→ Brief
Output all entries verbatim. Skip pictures.

→ Records for the task
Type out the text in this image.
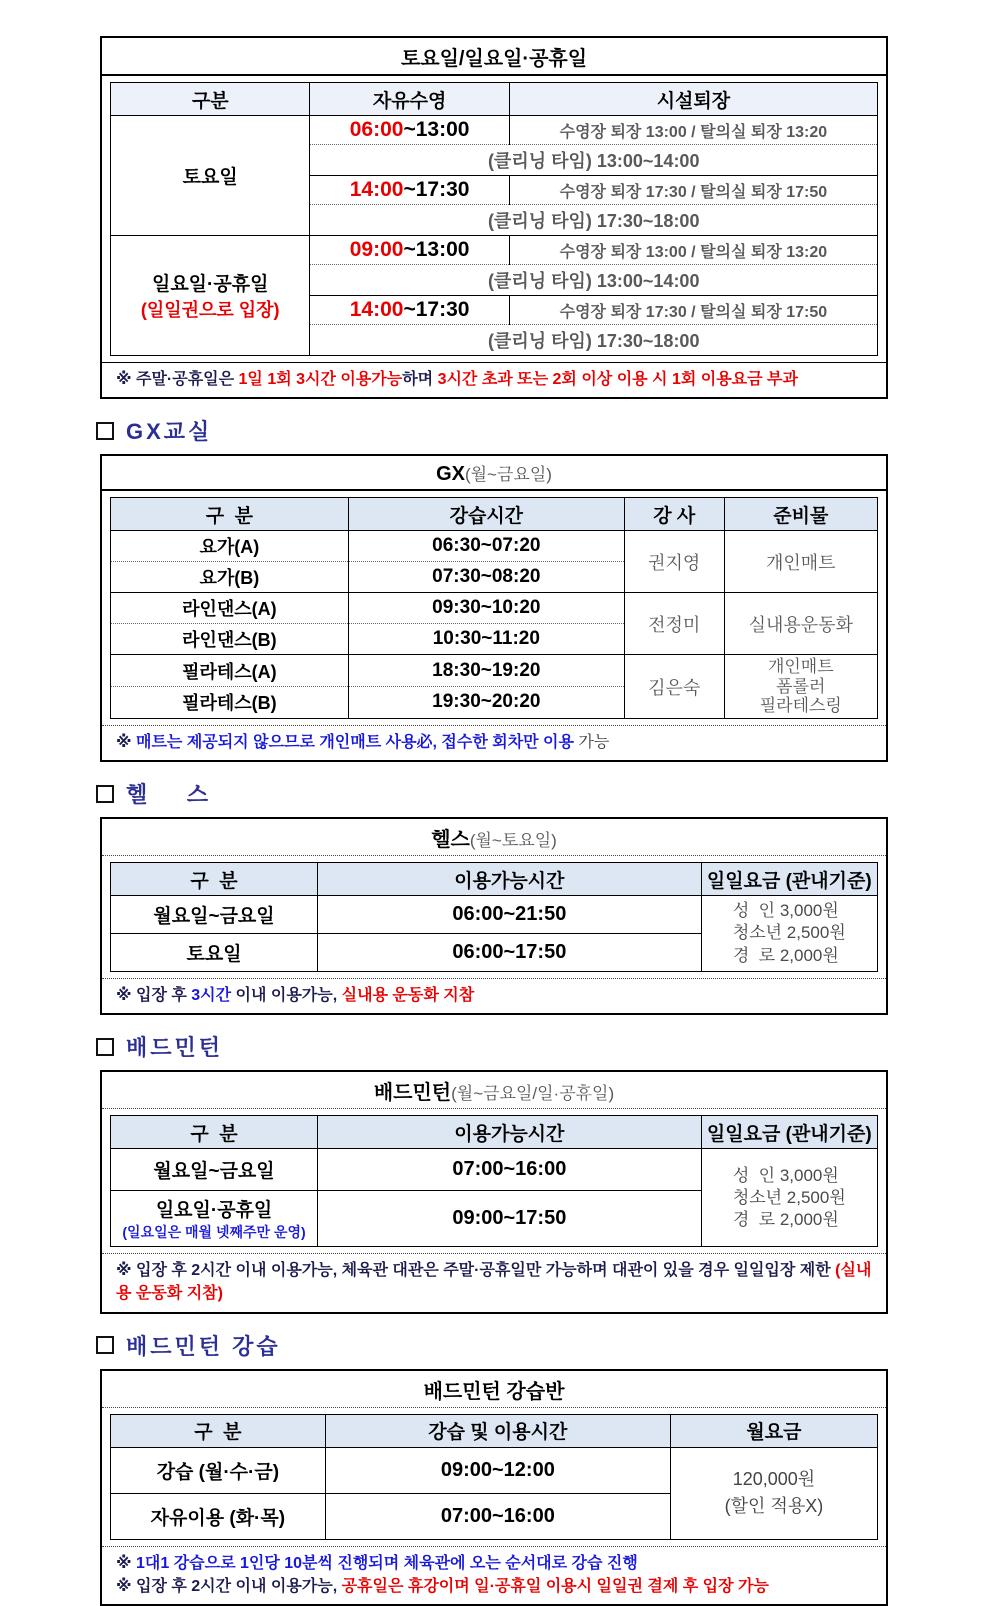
토요일/일요일·공휴일
구분	자유수영	시설퇴장

토요일	06:00~13:00	수영장 퇴장 13:00 / 탈의실 퇴장 13:20
	(클리닝 타임) 13:00~14:00	
	14:00~17:30	수영장 퇴장 17:30 / 탈의실 퇴장 17:50
	(클리닝 타임) 17:30~18:00	

일요일·공휴일
(일일권으로 입장)	09:00~13:00	수영장 퇴장 13:00 / 탈의실 퇴장 13:20
	(클리닝 타임) 13:00~14:00	
	14:00~17:30	수영장 퇴장 17:30 / 탈의실 퇴장 17:50
	(클리닝 타임) 17:30~18:00	
※ 주말·공휴일은 1일 1회 3시간 이용가능하며 3시간 초과 또는 2회 이상 이용 시 1회 이용요금 부과
GX교실
GX(월~금요일)
구  분	강습시간	강 사	준비물
요가(A)	06:30~07:20	권지영	개인매트

요가(B)	07:30~08:20		
라인댄스(A)	09:30~10:20	전정미	실내용운동화

라인댄스(B)	10:30~11:20		
필라테스(A)	18:30~19:20	김은숙	개인매트
폼롤러
필라테스링

필라테스(B)	19:30~20:20		
※ 매트는 제공되지 않으므로 개인매트 사용必, 접수한 회차만 이용 가능
헬    스
헬스(월~토요일)
구  분	이용가능시간	일일요금 (관내기준)
월요일~금요일	06:00~21:50	성  인 3,000원
청소년 2,500원
경  로 2,000원

토요일	06:00~17:50	
※ 입장 후 3시간 이내 이용가능, 실내용 운동화 지참
배드민턴
배드민턴(월~금요일/일·공휴일)
구  분	이용가능시간	일일요금 (관내기준)
월요일~금요일	07:00~16:00	성  인 3,000원
청소년 2,500원
경  로 2,000원

일요일·공휴일
(일요일은 매월 넷째주만 운영)	09:00~17:50	
※ 입장 후 2시간 이내 이용가능, 체육관 대관은 주말·공휴일만 가능하며 대관이 있을 경우 일일입장 제한 (실내용 운동화 지참)
배드민턴 강습
배드민턴 강습반
구  분	강습 및 이용시간	월요금
강습 (월·수·금)	09:00~12:00	120,000원
(할인 적용X)

자유이용 (화·목)	07:00~16:00	
※ 1대1 강습으로 1인당 10분씩 진행되며 체육관에 오는 순서대로 강습 진행
※ 입장 후 2시간 이내 이용가능, 공휴일은 휴강이며 일·공휴일 이용시 일일권 결제 후 입장 가능
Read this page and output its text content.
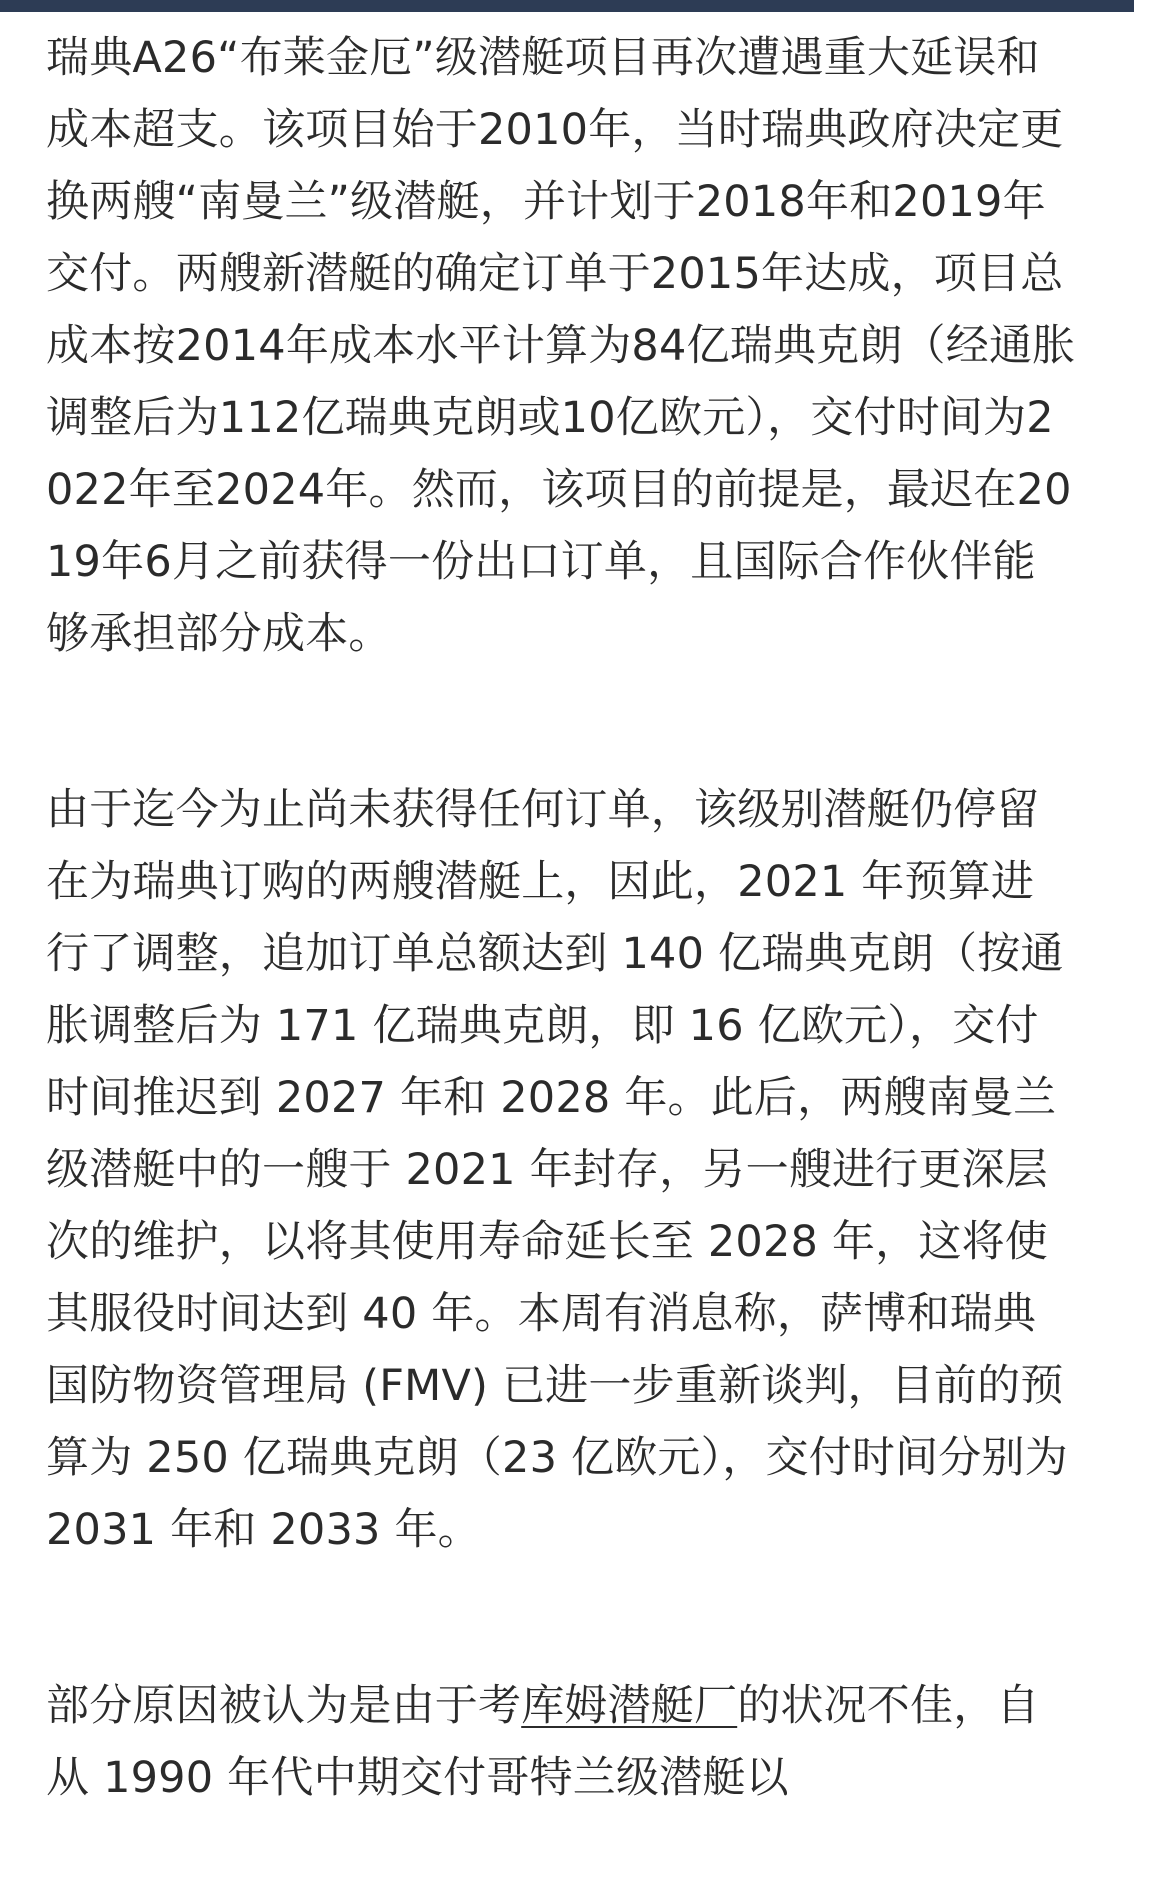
瑞典A26“布莱金厄”级潜艇项目再次遭遇重大延误和成本超支。该项目始于2010年，当时瑞典政府决定更换两艘“南曼兰”级潜艇，并计划于2018年和2019年交付。两艘新潜艇的确定订单于2015年达成，项目总成本按2014年成本水平计算为84亿瑞典克朗（经通胀调整后为112亿瑞典克朗或10亿欧元），交付时间为2022年至2024年。然而，该项目的前提是，最迟在2019年6月之前获得一份出口订单，且国际合作伙伴能够承担部分成本。

由于迄今为止尚未获得任何订单，该级别潜艇仍停留在为瑞典订购的两艘潜艇上，因此，2021 年预算进行了调整，追加订单总额达到 140 亿瑞典克朗（按通胀调整后为 171 亿瑞典克朗，即 16 亿欧元），交付时间推迟到 2027 年和 2028 年。此后，两艘南曼兰级潜艇中的一艘于 2021 年封存，另一艘进行更深层次的维护，以将其使用寿命延长至 2028 年，这将使其服役时间达到 40 年。本周有消息称，萨博和瑞典国防物资管理局 (FMV) 已进一步重新谈判，目前的预算为 250 亿瑞典克朗（23 亿欧元），交付时间分别为 2031 年和 2033 年。

部分原因被认为是由于考库姆潜艇厂的状况不佳，自从 1990 年代中期交付哥特兰级潜艇以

→ Reply
Type out the text in this image.
토요일/일요일·공휴일
구분	자유수영	시설퇴장

토요일	06:00~13:00	수영장 퇴장 13:00 / 탈의실 퇴장 13:20
	(클리닝 타임) 13:00~14:00	
	14:00~17:30	수영장 퇴장 17:30 / 탈의실 퇴장 17:50
	(클리닝 타임) 17:30~18:00	

일요일·공휴일
(일일권으로 입장)	09:00~13:00	수영장 퇴장 13:00 / 탈의실 퇴장 13:20
	(클리닝 타임) 13:00~14:00	
	14:00~17:30	수영장 퇴장 17:30 / 탈의실 퇴장 17:50
	(클리닝 타임) 17:30~18:00	
※ 주말·공휴일은 1일 1회 3시간 이용가능하며 3시간 초과 또는 2회 이상 이용 시 1회 이용요금 부과
GX교실
GX(월~금요일)
구  분	강습시간	강 사	준비물
요가(A)	06:30~07:20	권지영	개인매트

요가(B)	07:30~08:20		
라인댄스(A)	09:30~10:20	전정미	실내용운동화

라인댄스(B)	10:30~11:20		
필라테스(A)	18:30~19:20	김은숙	개인매트
폼롤러
필라테스링

필라테스(B)	19:30~20:20		
※ 매트는 제공되지 않으므로 개인매트 사용必, 접수한 회차만 이용 가능
헬    스
헬스(월~토요일)
구  분	이용가능시간	일일요금 (관내기준)
월요일~금요일	06:00~21:50	성  인 3,000원
청소년 2,500원
경  로 2,000원

토요일	06:00~17:50	
※ 입장 후 3시간 이내 이용가능, 실내용 운동화 지참
배드민턴
배드민턴(월~금요일/일·공휴일)
구  분	이용가능시간	일일요금 (관내기준)
월요일~금요일	07:00~16:00	성  인 3,000원
청소년 2,500원
경  로 2,000원

일요일·공휴일
(일요일은 매월 넷째주만 운영)	09:00~17:50	
※ 입장 후 2시간 이내 이용가능, 체육관 대관은 주말·공휴일만 가능하며 대관이 있을 경우 일일입장 제한 (실내용 운동화 지참)
배드민턴 강습
배드민턴 강습반
구  분	강습 및 이용시간	월요금
강습 (월·수·금)	09:00~12:00	120,000원
(할인 적용X)

자유이용 (화·목)	07:00~16:00	
※ 1대1 강습으로 1인당 10분씩 진행되며 체육관에 오는 순서대로 강습 진행
※ 입장 후 2시간 이내 이용가능, 공휴일은 휴강이며 일·공휴일 이용시 일일권 결제 후 입장 가능
Read this page and output its text content.
瑞典A26“布莱金厄”级潜艇项目再次遭遇重大延误和成本超支。该项目始于2010年，当时瑞典政府决定更换两艘“南曼兰”级潜艇，并计划于2018年和2019年交付。两艘新潜艇的确定订单于2015年达成，项目总成本按2014年成本水平计算为84亿瑞典克朗（经通胀调整后为112亿瑞典克朗或10亿欧元），交付时间为2022年至2024年。然而，该项目的前提是，最迟在2019年6月之前获得一份出口订单，且国际合作伙伴能够承担部分成本。

由于迄今为止尚未获得任何订单，该级别潜艇仍停留在为瑞典订购的两艘潜艇上，因此，2021 年预算进行了调整，追加订单总额达到 140 亿瑞典克朗（按通胀调整后为 171 亿瑞典克朗，即 16 亿欧元），交付时间推迟到 2027 年和 2028 年。此后，两艘南曼兰级潜艇中的一艘于 2021 年封存，另一艘进行更深层次的维护，以将其使用寿命延长至 2028 年，这将使其服役时间达到 40 年。本周有消息称，萨博和瑞典国防物资管理局 (FMV) 已进一步重新谈判，目前的预算为 250 亿瑞典克朗（23 亿欧元），交付时间分别为 2031 年和 2033 年。

部分原因被认为是由于考库姆潜艇厂的状况不佳，自从 1990 年代中期交付哥特兰级潜艇以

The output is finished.